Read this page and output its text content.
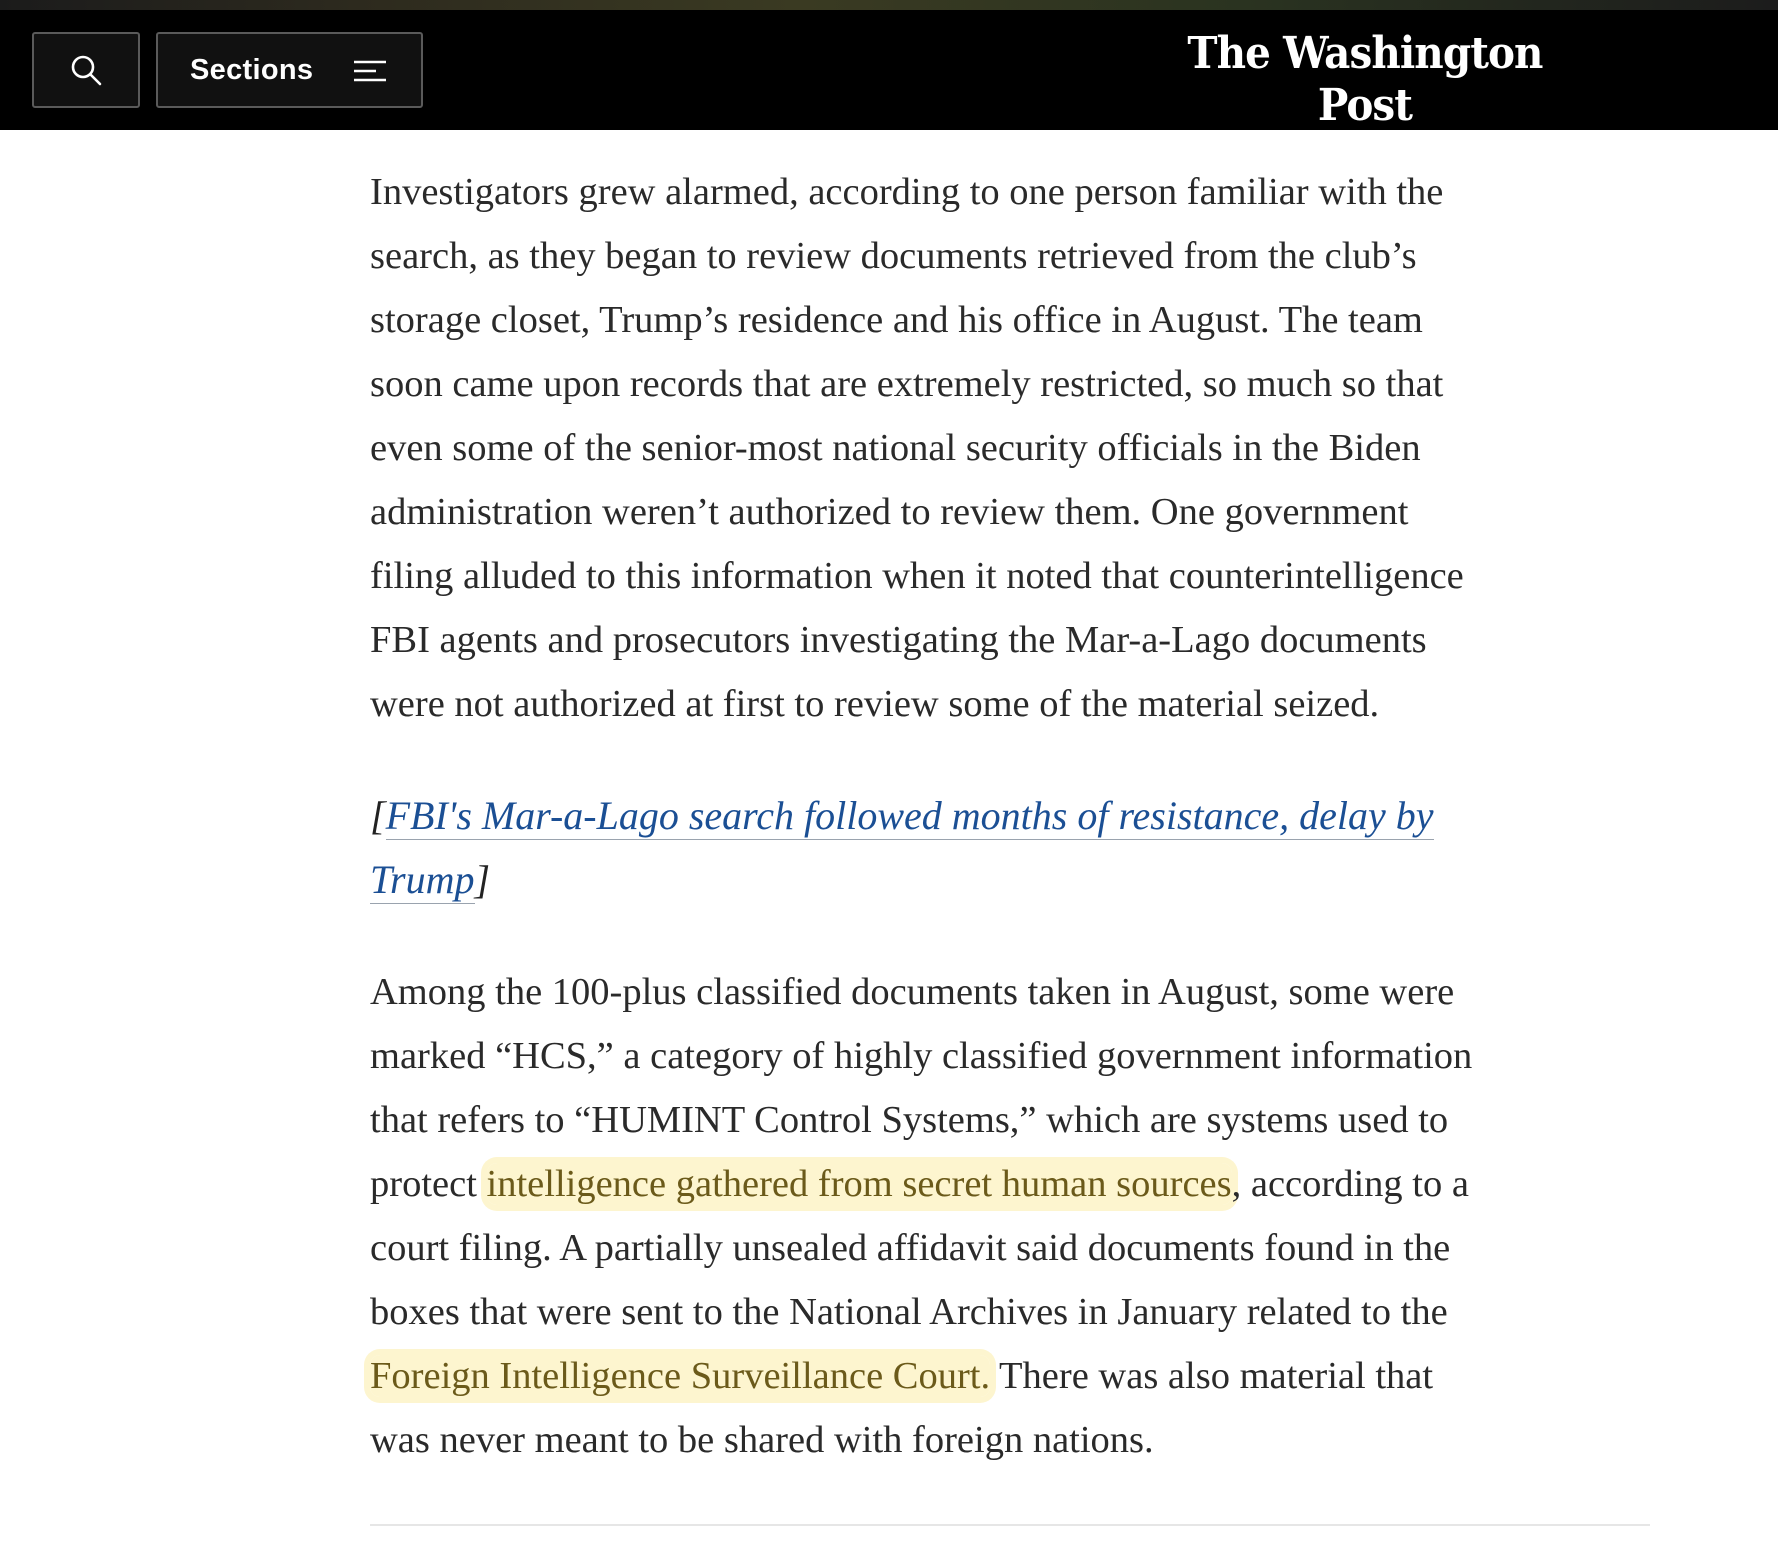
Sections	The Washington Post
Democracy Dies in Darkness

Investigators grew alarmed, according to one person familiar with the
search, as they began to review documents retrieved from the club’s
storage closet, Trump’s residence and his office in August. The team
soon came upon records that are extremely restricted, so much so that
even some of the senior-most national security officials in the Biden
administration weren’t authorized to review them. One government
filing alluded to this information when it noted that counterintelligence
FBI agents and prosecutors investigating the Mar-a-Lago documents
were not authorized at first to review some of the material seized.

[FBI's Mar-a-Lago search followed months of resistance, delay by
Trump]

Among the 100-plus classified documents taken in August, some were
marked “HCS,” a category of highly classified government information
that refers to “HUMINT Control Systems,” which are systems used to
protect intelligence gathered from secret human sources, according to a
court filing. A partially unsealed affidavit said documents found in the
boxes that were sent to the National Archives in January related to the
Foreign Intelligence Surveillance Court. There was also material that
was never meant to be shared with foreign nations.
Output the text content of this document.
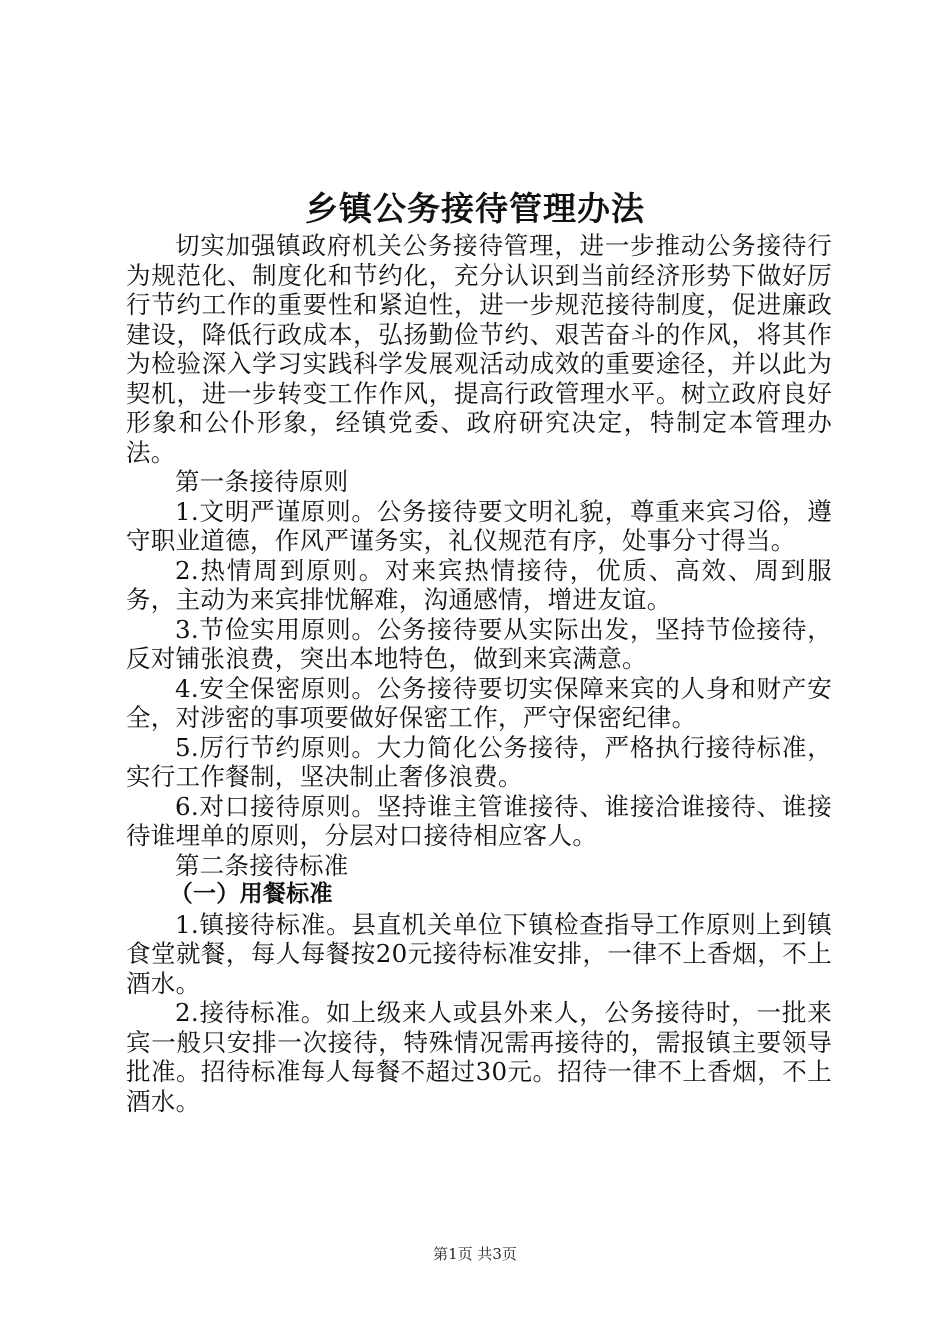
乡镇公务接待管理办法

切实加强镇政府机关公务接待管理，进一步推动公务接待行为规范化、制度化和节约化，充分认识到当前经济形势下做好厉行节约工作的重要性和紧迫性，进一步规范接待制度，促进廉政建设，降低行政成本，弘扬勤俭节约、艰苦奋斗的作风，将其作为检验深入学习实践科学发展观活动成效的重要途径，并以此为契机，进一步转变工作作风，提高行政管理水平。树立政府良好形象和公仆形象，经镇党委、政府研究决定，特制定本管理办法。

第一条接待原则

1.文明严谨原则。公务接待要文明礼貌，尊重来宾习俗，遵守职业道德，作风严谨务实，礼仪规范有序，处事分寸得当。

2.热情周到原则。对来宾热情接待，优质、高效、周到服务，主动为来宾排忧解难，沟通感情，增进友谊。

3.节俭实用原则。公务接待要从实际出发，坚持节俭接待，反对铺张浪费，突出本地特色，做到来宾满意。

4.安全保密原则。公务接待要切实保障来宾的人身和财产安全，对涉密的事项要做好保密工作，严守保密纪律。

5.厉行节约原则。大力简化公务接待，严格执行接待标准，实行工作餐制，坚决制止奢侈浪费。

6.对口接待原则。坚持谁主管谁接待、谁接洽谁接待、谁接待谁埋单的原则，分层对口接待相应客人。

第二条接待标准

（一）用餐标准

1.镇接待标准。县直机关单位下镇检查指导工作原则上到镇食堂就餐，每人每餐按20元接待标准安排，一律不上香烟，不上酒水。

2.接待标准。如上级来人或县外来人，公务接待时，一批来宾一般只安排一次接待，特殊情况需再接待的，需报镇主要领导批准。招待标准每人每餐不超过30元。招待一律不上香烟，不上酒水。

第1页 共3页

WHAT YOU WILL DO
Quote the records in full and exactly; skip any image.

TASK OUTPUT
Read this page and output its text content.
Sections	The Washington Post
Democracy Dies in Darkness

Investigators grew alarmed, according to one person familiar with the
search, as they began to review documents retrieved from the club’s
storage closet, Trump’s residence and his office in August. The team
soon came upon records that are extremely restricted, so much so that
even some of the senior-most national security officials in the Biden
administration weren’t authorized to review them. One government
filing alluded to this information when it noted that counterintelligence
FBI agents and prosecutors investigating the Mar-a-Lago documents
were not authorized at first to review some of the material seized.

[FBI's Mar-a-Lago search followed months of resistance, delay by
Trump]

Among the 100-plus classified documents taken in August, some were
marked “HCS,” a category of highly classified government information
that refers to “HUMINT Control Systems,” which are systems used to
protect intelligence gathered from secret human sources, according to a
court filing. A partially unsealed affidavit said documents found in the
boxes that were sent to the National Archives in January related to the
Foreign Intelligence Surveillance Court. There was also material that
was never meant to be shared with foreign nations.
Output the text content of this document.
乡镇公务接待管理办法

切实加强镇政府机关公务接待管理，进一步推动公务接待行为规范化、制度化和节约化，充分认识到当前经济形势下做好厉行节约工作的重要性和紧迫性，进一步规范接待制度，促进廉政建设，降低行政成本，弘扬勤俭节约、艰苦奋斗的作风，将其作为检验深入学习实践科学发展观活动成效的重要途径，并以此为契机，进一步转变工作作风，提高行政管理水平。树立政府良好形象和公仆形象，经镇党委、政府研究决定，特制定本管理办法。

第一条接待原则

1.文明严谨原则。公务接待要文明礼貌，尊重来宾习俗，遵守职业道德，作风严谨务实，礼仪规范有序，处事分寸得当。

2.热情周到原则。对来宾热情接待，优质、高效、周到服务，主动为来宾排忧解难，沟通感情，增进友谊。

3.节俭实用原则。公务接待要从实际出发，坚持节俭接待，反对铺张浪费，突出本地特色，做到来宾满意。

4.安全保密原则。公务接待要切实保障来宾的人身和财产安全，对涉密的事项要做好保密工作，严守保密纪律。

5.厉行节约原则。大力简化公务接待，严格执行接待标准，实行工作餐制，坚决制止奢侈浪费。

6.对口接待原则。坚持谁主管谁接待、谁接洽谁接待、谁接待谁埋单的原则，分层对口接待相应客人。

第二条接待标准

（一）用餐标准

1.镇接待标准。县直机关单位下镇检查指导工作原则上到镇食堂就餐，每人每餐按20元接待标准安排，一律不上香烟，不上酒水。

2.接待标准。如上级来人或县外来人，公务接待时，一批来宾一般只安排一次接待，特殊情况需再接待的，需报镇主要领导批准。招待标准每人每餐不超过30元。招待一律不上香烟，不上酒水。

第1页 共3页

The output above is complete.